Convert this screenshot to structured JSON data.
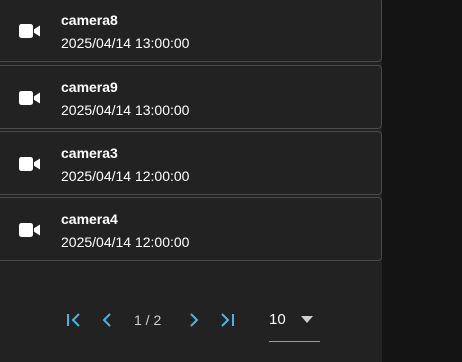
{
  "cameras": [
    {
      "name": "camera8",
      "time": "2025/04/14 13:00:00",
      "icon": "video-camera-icon"
    },
    {
      "name": "camera9",
      "time": "2025/04/14 13:00:00",
      "icon": "video-camera-icon"
    },
    {
      "name": "camera3",
      "time": "2025/04/14 12:00:00",
      "icon": "video-camera-icon"
    },
    {
      "name": "camera4",
      "time": "2025/04/14 12:00:00",
      "icon": "video-camera-icon"
    }
  ],
  "pagination": {
    "page_info": "1 / 2",
    "page_size": "10",
    "accent_color": "#4fb3e0"
  }
}
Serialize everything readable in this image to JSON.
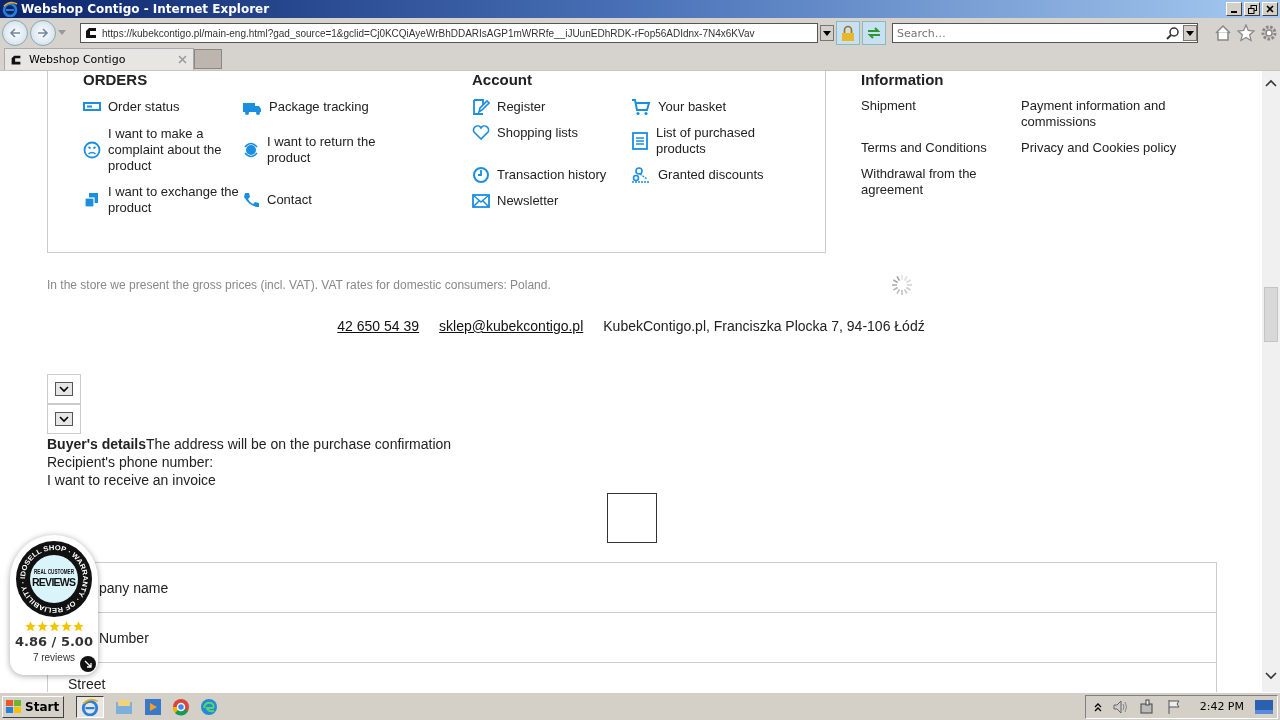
{
  "window": {
    "title": "Webshop Contigo - Internet Explorer"
  },
  "address_bar": {
    "url": "https://kubekcontigo.pl/main-eng.html?gad_source=1&gclid=Cj0KCQiAyeWrBhDDARIsAGP1mWRRfe__iJUunEDhRDK-rFop56ADIdnx-7N4x6KVav"
  },
  "search": {
    "placeholder": "Search…"
  },
  "tabs": [
    {
      "label": "Webshop Contigo",
      "selected": true
    }
  ],
  "footer": {
    "sections": [
      {
        "heading": "ORDERS",
        "links": [
          "Order status",
          "Package tracking",
          "I want to make a complaint about the product",
          "I want to return the product",
          "I want to exchange the product",
          "Contact"
        ]
      },
      {
        "heading": "Account",
        "links": [
          "Register",
          "Your basket",
          "Shopping lists",
          "List of purchased products",
          "Transaction history",
          "Granted discounts",
          "Newsletter"
        ]
      },
      {
        "heading": "Information",
        "links": [
          "Shipment",
          "Payment information and commissions",
          "Terms and Conditions",
          "Privacy and Cookies policy",
          "Withdrawal from the agreement"
        ]
      }
    ],
    "vat_note": "In the store we present the gross prices (incl. VAT). VAT rates for domestic consumers: Poland.",
    "contact": {
      "phone": "42 650 54 39",
      "email": "sklep@kubekcontigo.pl",
      "address": "KubekContigo.pl, Franciszka Plocka 7, 94-106 Łódź"
    }
  },
  "checkout": {
    "lines": [
      "**Buyer's details**The address will be on the purchase confirmation",
      "Recipient's phone number:",
      "I want to receive an invoice"
    ],
    "invoice_checkbox": {
      "checked": false
    },
    "fields": [
      {
        "label": "pany name"
      },
      {
        "label": "Number"
      },
      {
        "label": "Street"
      }
    ]
  },
  "reviews_badge": {
    "ring": "IDOSELL SHOP · WARRANTY · OF RELIABILITY ·",
    "subtitle": "REAL CUSTOMER",
    "title": "REVIEWS",
    "stars": 5,
    "rating": "4.86 / 5.00",
    "count": "7 reviews"
  },
  "taskbar": {
    "start": "Start",
    "clock": "2:42 PM"
  }
}
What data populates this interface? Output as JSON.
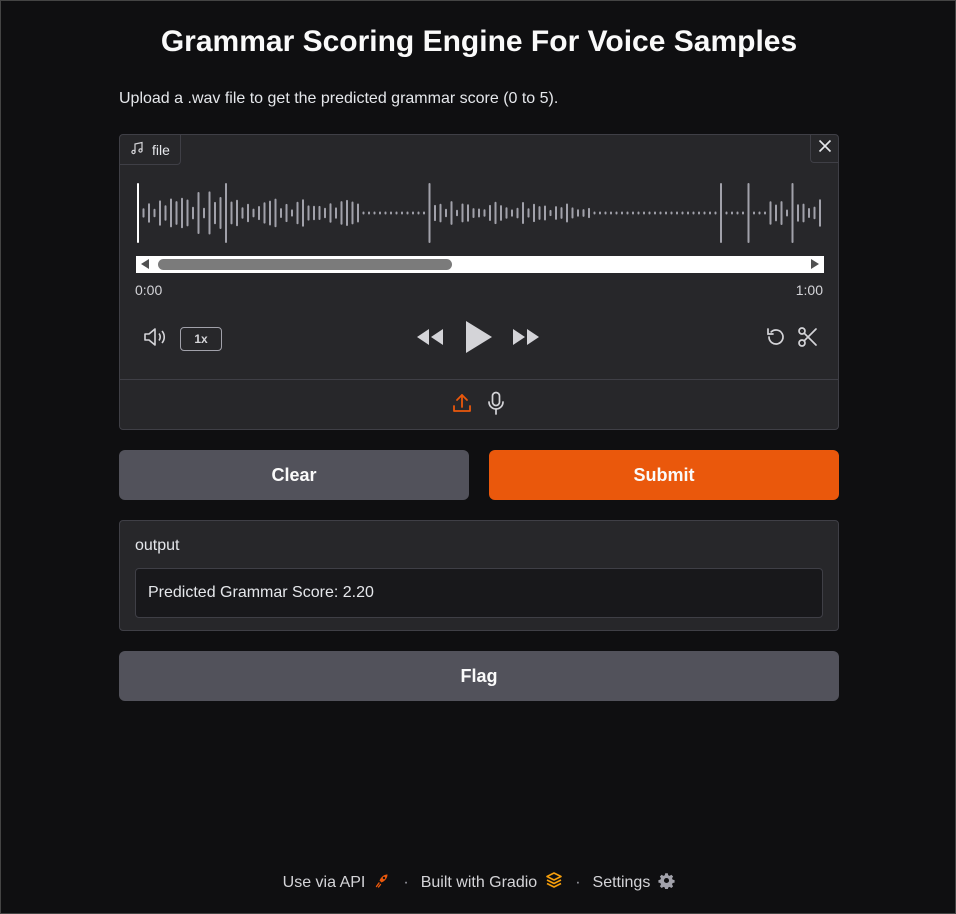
{
  "title": "Grammar Scoring Engine For Voice Samples",
  "description": "Upload a .wav file to get the predicted grammar score (0 to 5).",
  "audio": {
    "label": "file",
    "label_icon": "music-note-icon",
    "close_icon": "close-icon",
    "time_start": "0:00",
    "time_end": "1:00",
    "scroll_position": 0.0,
    "speed": "1x",
    "controls": {
      "volume_icon": "volume-icon",
      "rewind_icon": "rewind-icon",
      "play_icon": "play-icon",
      "forward_icon": "fast-forward-icon",
      "reset_icon": "undo-icon",
      "trim_icon": "scissors-icon"
    },
    "sources": {
      "upload_icon": "upload-icon",
      "microphone_icon": "microphone-icon"
    }
  },
  "buttons": {
    "clear": "Clear",
    "submit": "Submit",
    "flag": "Flag"
  },
  "output": {
    "label": "output",
    "value": "Predicted Grammar Score: 2.20"
  },
  "footer": {
    "api": "Use via API",
    "separator": "·",
    "built_with": "Built with Gradio",
    "settings": "Settings"
  },
  "colors": {
    "accent": "#ea580c",
    "background": "#0f0f11",
    "panel": "#27272a",
    "waveform": "#a1a1aa"
  }
}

=======

● **Written problem**: Only a number is wanted: how many lines contain the word "data"?

● **Written answer**: 2